BRIEF = Your task is to write out the complete listing exactly as it is shown.

DATA TO USE =
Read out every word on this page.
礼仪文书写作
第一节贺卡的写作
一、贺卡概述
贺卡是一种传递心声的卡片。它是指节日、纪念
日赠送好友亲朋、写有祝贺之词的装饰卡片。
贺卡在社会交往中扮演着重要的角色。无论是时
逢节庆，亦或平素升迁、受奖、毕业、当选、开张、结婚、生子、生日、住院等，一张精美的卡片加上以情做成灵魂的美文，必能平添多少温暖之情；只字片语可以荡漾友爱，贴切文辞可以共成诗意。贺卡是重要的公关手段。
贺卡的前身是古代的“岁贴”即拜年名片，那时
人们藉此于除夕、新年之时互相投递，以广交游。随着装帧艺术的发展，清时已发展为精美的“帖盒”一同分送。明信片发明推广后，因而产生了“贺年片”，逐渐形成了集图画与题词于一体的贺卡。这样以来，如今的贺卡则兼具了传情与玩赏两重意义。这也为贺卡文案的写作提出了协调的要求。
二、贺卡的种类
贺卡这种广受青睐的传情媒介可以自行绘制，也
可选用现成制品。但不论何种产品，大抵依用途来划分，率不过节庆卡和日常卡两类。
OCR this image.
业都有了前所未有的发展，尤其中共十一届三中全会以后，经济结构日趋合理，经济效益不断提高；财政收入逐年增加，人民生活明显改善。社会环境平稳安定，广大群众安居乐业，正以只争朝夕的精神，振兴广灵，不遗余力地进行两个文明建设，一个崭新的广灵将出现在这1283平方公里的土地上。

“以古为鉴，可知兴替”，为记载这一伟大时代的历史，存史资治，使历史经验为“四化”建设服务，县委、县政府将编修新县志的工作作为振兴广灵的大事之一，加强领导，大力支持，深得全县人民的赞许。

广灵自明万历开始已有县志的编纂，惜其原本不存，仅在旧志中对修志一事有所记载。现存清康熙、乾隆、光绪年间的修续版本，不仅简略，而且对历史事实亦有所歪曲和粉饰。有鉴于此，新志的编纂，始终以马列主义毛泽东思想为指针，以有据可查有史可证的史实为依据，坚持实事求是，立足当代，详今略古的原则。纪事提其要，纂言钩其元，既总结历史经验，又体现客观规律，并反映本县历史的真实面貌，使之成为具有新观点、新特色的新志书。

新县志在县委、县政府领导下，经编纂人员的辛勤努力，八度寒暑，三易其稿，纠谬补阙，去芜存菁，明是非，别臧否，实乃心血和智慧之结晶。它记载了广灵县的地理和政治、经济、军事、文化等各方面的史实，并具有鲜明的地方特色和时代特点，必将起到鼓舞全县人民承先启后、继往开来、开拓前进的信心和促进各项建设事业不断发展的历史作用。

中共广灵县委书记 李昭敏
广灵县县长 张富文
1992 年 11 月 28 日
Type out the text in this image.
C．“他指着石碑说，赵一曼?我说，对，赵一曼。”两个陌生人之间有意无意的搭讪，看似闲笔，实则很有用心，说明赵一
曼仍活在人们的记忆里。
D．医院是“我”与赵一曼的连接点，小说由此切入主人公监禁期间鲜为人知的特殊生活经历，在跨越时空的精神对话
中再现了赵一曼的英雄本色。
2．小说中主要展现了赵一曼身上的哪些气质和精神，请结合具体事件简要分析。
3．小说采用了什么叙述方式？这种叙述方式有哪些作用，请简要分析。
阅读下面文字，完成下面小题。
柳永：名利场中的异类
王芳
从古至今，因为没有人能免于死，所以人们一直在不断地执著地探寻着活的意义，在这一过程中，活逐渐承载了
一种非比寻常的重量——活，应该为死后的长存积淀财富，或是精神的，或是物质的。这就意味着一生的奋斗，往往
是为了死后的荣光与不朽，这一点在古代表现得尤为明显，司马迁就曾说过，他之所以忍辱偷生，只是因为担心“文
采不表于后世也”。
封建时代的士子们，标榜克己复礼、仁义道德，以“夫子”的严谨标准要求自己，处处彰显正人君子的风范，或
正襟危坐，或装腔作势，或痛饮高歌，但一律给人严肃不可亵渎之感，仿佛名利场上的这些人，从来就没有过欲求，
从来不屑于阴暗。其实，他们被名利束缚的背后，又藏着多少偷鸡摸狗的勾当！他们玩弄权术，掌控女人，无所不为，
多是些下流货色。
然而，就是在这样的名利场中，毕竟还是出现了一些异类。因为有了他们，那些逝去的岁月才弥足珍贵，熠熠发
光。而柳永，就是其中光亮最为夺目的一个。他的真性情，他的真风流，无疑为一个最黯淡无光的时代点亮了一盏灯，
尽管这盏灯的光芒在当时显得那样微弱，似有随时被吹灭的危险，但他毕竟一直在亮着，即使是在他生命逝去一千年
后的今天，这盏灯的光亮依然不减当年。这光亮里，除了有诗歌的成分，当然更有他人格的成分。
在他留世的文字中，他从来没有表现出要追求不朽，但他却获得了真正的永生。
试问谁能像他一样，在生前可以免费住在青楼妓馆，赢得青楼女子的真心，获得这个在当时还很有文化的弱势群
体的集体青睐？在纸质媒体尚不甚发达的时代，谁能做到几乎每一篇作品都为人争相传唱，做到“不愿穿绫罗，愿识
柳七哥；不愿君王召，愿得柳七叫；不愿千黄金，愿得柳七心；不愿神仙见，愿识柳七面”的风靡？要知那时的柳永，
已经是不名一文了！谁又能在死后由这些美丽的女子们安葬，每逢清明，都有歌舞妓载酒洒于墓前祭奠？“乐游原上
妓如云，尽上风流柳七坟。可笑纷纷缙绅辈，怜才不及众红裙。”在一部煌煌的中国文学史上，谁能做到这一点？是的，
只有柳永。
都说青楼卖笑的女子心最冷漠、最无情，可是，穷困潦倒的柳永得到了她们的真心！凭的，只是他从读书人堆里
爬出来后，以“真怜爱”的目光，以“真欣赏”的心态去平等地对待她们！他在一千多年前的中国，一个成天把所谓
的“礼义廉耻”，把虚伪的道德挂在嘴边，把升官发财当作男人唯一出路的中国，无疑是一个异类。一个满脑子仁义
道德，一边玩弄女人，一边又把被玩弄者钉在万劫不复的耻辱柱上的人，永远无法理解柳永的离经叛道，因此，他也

RESULT BELOW =
Read out every word on this page.
礼仪文书写作
第一节贺卡的写作
一、贺卡概述
贺卡是一种传递心声的卡片。它是指节日、纪念
日赠送好友亲朋、写有祝贺之词的装饰卡片。
贺卡在社会交往中扮演着重要的角色。无论是时
逢节庆，亦或平素升迁、受奖、毕业、当选、开张、结婚、生子、生日、住院等，一张精美的卡片加上以情做成灵魂的美文，必能平添多少温暖之情；只字片语可以荡漾友爱，贴切文辞可以共成诗意。贺卡是重要的公关手段。
贺卡的前身是古代的“岁贴”即拜年名片，那时
人们藉此于除夕、新年之时互相投递，以广交游。随着装帧艺术的发展，清时已发展为精美的“帖盒”一同分送。明信片发明推广后，因而产生了“贺年片”，逐渐形成了集图画与题词于一体的贺卡。这样以来，如今的贺卡则兼具了传情与玩赏两重意义。这也为贺卡文案的写作提出了协调的要求。
二、贺卡的种类
贺卡这种广受青睐的传情媒介可以自行绘制，也
可选用现成制品。但不论何种产品，大抵依用途来划分，率不过节庆卡和日常卡两类。
OCR this image.
业都有了前所未有的发展，尤其中共十一届三中全会以后，经济结构日趋合理，经济效益不断提高；财政收入逐年增加，人民生活明显改善。社会环境平稳安定，广大群众安居乐业，正以只争朝夕的精神，振兴广灵，不遗余力地进行两个文明建设，一个崭新的广灵将出现在这1283平方公里的土地上。

“以古为鉴，可知兴替”，为记载这一伟大时代的历史，存史资治，使历史经验为“四化”建设服务，县委、县政府将编修新县志的工作作为振兴广灵的大事之一，加强领导，大力支持，深得全县人民的赞许。

广灵自明万历开始已有县志的编纂，惜其原本不存，仅在旧志中对修志一事有所记载。现存清康熙、乾隆、光绪年间的修续版本，不仅简略，而且对历史事实亦有所歪曲和粉饰。有鉴于此，新志的编纂，始终以马列主义毛泽东思想为指针，以有据可查有史可证的史实为依据，坚持实事求是，立足当代，详今略古的原则。纪事提其要，纂言钩其元，既总结历史经验，又体现客观规律，并反映本县历史的真实面貌，使之成为具有新观点、新特色的新志书。

新县志在县委、县政府领导下，经编纂人员的辛勤努力，八度寒暑，三易其稿，纠谬补阙，去芜存菁，明是非，别臧否，实乃心血和智慧之结晶。它记载了广灵县的地理和政治、经济、军事、文化等各方面的史实，并具有鲜明的地方特色和时代特点，必将起到鼓舞全县人民承先启后、继往开来、开拓前进的信心和促进各项建设事业不断发展的历史作用。

中共广灵县委书记 李昭敏
广灵县县长 张富文
1992 年 11 月 28 日
Type out the text in this image.
C．“他指着石碑说，赵一曼?我说，对，赵一曼。”两个陌生人之间有意无意的搭讪，看似闲笔，实则很有用心，说明赵一
曼仍活在人们的记忆里。
D．医院是“我”与赵一曼的连接点，小说由此切入主人公监禁期间鲜为人知的特殊生活经历，在跨越时空的精神对话
中再现了赵一曼的英雄本色。
2．小说中主要展现了赵一曼身上的哪些气质和精神，请结合具体事件简要分析。
3．小说采用了什么叙述方式？这种叙述方式有哪些作用，请简要分析。
阅读下面文字，完成下面小题。
柳永：名利场中的异类
王芳
从古至今，因为没有人能免于死，所以人们一直在不断地执著地探寻着活的意义，在这一过程中，活逐渐承载了
一种非比寻常的重量——活，应该为死后的长存积淀财富，或是精神的，或是物质的。这就意味着一生的奋斗，往往
是为了死后的荣光与不朽，这一点在古代表现得尤为明显，司马迁就曾说过，他之所以忍辱偷生，只是因为担心“文
采不表于后世也”。
封建时代的士子们，标榜克己复礼、仁义道德，以“夫子”的严谨标准要求自己，处处彰显正人君子的风范，或
正襟危坐，或装腔作势，或痛饮高歌，但一律给人严肃不可亵渎之感，仿佛名利场上的这些人，从来就没有过欲求，
从来不屑于阴暗。其实，他们被名利束缚的背后，又藏着多少偷鸡摸狗的勾当！他们玩弄权术，掌控女人，无所不为，
多是些下流货色。
然而，就是在这样的名利场中，毕竟还是出现了一些异类。因为有了他们，那些逝去的岁月才弥足珍贵，熠熠发
光。而柳永，就是其中光亮最为夺目的一个。他的真性情，他的真风流，无疑为一个最黯淡无光的时代点亮了一盏灯，
尽管这盏灯的光芒在当时显得那样微弱，似有随时被吹灭的危险，但他毕竟一直在亮着，即使是在他生命逝去一千年
后的今天，这盏灯的光亮依然不减当年。这光亮里，除了有诗歌的成分，当然更有他人格的成分。
在他留世的文字中，他从来没有表现出要追求不朽，但他却获得了真正的永生。
试问谁能像他一样，在生前可以免费住在青楼妓馆，赢得青楼女子的真心，获得这个在当时还很有文化的弱势群
体的集体青睐？在纸质媒体尚不甚发达的时代，谁能做到几乎每一篇作品都为人争相传唱，做到“不愿穿绫罗，愿识
柳七哥；不愿君王召，愿得柳七叫；不愿千黄金，愿得柳七心；不愿神仙见，愿识柳七面”的风靡？要知那时的柳永，
已经是不名一文了！谁又能在死后由这些美丽的女子们安葬，每逢清明，都有歌舞妓载酒洒于墓前祭奠？“乐游原上
妓如云，尽上风流柳七坟。可笑纷纷缙绅辈，怜才不及众红裙。”在一部煌煌的中国文学史上，谁能做到这一点？是的，
只有柳永。
都说青楼卖笑的女子心最冷漠、最无情，可是，穷困潦倒的柳永得到了她们的真心！凭的，只是他从读书人堆里
爬出来后，以“真怜爱”的目光，以“真欣赏”的心态去平等地对待她们！他在一千多年前的中国，一个成天把所谓
的“礼义廉耻”，把虚伪的道德挂在嘴边，把升官发财当作男人唯一出路的中国，无疑是一个异类。一个满脑子仁义
道德，一边玩弄女人，一边又把被玩弄者钉在万劫不复的耻辱柱上的人，永远无法理解柳永的离经叛道，因此，他也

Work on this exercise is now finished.